● Entries shown
· · · · ·

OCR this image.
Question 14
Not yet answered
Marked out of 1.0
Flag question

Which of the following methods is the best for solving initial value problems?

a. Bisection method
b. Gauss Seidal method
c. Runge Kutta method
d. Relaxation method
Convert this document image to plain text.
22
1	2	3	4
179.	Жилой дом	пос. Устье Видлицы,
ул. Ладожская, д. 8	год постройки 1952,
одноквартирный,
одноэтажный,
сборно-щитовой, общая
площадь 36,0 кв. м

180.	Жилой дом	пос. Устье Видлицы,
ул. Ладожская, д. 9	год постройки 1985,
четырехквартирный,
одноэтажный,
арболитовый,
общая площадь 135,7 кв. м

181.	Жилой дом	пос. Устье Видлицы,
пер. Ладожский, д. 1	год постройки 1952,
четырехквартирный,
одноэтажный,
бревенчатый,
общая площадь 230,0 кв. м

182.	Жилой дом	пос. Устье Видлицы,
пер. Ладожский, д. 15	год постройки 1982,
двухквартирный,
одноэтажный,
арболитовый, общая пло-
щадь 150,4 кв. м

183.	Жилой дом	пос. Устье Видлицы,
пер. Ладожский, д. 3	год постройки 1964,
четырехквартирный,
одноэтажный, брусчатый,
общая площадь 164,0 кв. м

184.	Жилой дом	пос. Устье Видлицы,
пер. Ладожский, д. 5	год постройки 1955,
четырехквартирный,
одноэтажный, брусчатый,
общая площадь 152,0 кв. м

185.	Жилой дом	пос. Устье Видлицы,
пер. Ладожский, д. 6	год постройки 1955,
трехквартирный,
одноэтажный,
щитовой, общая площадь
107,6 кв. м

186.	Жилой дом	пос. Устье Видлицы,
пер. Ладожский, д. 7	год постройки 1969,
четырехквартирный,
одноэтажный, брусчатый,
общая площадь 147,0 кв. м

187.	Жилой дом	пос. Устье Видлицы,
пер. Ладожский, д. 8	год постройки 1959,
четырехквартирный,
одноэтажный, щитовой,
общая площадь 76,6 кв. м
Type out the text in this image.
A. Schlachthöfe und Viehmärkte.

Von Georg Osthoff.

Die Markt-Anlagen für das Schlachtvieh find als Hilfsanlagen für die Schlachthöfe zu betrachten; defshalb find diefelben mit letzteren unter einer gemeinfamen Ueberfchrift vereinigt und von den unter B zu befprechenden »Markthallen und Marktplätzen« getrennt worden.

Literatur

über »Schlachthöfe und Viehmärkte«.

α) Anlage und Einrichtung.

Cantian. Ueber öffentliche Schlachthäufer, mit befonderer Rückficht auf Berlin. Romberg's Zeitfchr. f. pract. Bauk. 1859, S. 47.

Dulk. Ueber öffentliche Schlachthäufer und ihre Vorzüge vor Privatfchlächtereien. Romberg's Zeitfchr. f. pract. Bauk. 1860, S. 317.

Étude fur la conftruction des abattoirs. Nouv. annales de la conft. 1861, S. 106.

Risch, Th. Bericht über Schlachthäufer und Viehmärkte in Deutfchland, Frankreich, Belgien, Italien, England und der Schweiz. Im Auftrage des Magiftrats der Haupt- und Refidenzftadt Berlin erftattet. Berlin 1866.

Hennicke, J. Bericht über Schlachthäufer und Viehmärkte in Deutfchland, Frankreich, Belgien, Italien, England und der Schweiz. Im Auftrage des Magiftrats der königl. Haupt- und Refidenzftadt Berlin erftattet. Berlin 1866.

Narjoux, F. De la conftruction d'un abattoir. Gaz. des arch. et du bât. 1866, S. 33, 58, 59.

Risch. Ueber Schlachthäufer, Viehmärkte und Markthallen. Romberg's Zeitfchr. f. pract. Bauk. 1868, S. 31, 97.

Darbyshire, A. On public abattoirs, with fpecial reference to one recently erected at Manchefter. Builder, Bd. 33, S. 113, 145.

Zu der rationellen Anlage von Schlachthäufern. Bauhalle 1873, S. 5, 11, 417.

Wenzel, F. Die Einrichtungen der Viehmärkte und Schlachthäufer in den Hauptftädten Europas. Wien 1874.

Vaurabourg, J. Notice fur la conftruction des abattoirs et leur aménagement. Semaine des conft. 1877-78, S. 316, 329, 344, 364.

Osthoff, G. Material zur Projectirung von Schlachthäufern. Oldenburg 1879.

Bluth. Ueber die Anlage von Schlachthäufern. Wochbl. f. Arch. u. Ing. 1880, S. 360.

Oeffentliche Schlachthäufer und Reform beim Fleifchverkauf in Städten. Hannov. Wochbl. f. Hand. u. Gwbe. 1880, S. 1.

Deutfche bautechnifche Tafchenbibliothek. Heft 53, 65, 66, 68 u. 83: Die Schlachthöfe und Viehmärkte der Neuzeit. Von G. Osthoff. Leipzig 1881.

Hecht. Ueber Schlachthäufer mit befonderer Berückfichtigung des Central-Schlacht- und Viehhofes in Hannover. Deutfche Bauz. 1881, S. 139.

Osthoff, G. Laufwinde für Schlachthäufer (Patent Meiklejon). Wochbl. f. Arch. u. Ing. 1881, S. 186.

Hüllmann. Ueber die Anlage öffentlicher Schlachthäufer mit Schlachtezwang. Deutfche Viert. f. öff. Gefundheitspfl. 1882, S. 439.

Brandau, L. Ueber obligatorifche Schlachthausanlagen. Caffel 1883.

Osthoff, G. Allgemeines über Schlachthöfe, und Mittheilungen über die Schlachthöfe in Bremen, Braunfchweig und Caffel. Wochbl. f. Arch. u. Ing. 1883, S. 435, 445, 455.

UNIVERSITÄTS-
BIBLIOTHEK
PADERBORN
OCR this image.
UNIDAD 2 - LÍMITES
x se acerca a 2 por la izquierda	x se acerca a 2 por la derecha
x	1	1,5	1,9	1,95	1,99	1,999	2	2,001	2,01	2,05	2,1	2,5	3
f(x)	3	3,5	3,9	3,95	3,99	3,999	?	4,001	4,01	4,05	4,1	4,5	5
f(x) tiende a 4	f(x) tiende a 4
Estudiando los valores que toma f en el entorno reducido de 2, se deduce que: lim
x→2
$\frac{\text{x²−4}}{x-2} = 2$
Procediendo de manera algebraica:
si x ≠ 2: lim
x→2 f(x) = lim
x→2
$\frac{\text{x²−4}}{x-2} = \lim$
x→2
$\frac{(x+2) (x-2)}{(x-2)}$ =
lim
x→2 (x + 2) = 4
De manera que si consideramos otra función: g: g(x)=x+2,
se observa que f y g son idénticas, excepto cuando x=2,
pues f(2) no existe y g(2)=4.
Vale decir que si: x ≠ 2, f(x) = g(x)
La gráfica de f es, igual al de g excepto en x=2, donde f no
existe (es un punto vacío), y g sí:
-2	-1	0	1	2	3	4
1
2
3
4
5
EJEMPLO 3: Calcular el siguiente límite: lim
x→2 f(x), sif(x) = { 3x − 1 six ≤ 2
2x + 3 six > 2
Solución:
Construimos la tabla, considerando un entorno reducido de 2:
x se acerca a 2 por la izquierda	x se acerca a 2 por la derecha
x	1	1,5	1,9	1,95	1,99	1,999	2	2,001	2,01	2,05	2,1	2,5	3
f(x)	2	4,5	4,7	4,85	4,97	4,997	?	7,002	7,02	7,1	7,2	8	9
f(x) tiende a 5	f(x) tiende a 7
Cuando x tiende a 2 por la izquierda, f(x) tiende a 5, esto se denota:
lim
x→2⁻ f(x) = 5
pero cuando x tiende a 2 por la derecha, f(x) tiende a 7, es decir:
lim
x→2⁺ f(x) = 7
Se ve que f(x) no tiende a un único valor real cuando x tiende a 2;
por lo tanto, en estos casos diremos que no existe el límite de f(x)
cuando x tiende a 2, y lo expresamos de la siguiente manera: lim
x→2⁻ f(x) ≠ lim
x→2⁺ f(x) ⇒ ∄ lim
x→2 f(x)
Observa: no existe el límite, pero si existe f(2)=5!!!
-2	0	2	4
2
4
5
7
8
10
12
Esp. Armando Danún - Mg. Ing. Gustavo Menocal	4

· · · · ·

● What the task requires
From the entries above, collect every line with the string "excepto" in it.

● Answer
se observa que f y g son idénticas, excepto cuando x=2,
La gráfica de f es, igual al de g excepto en x=2, donde f no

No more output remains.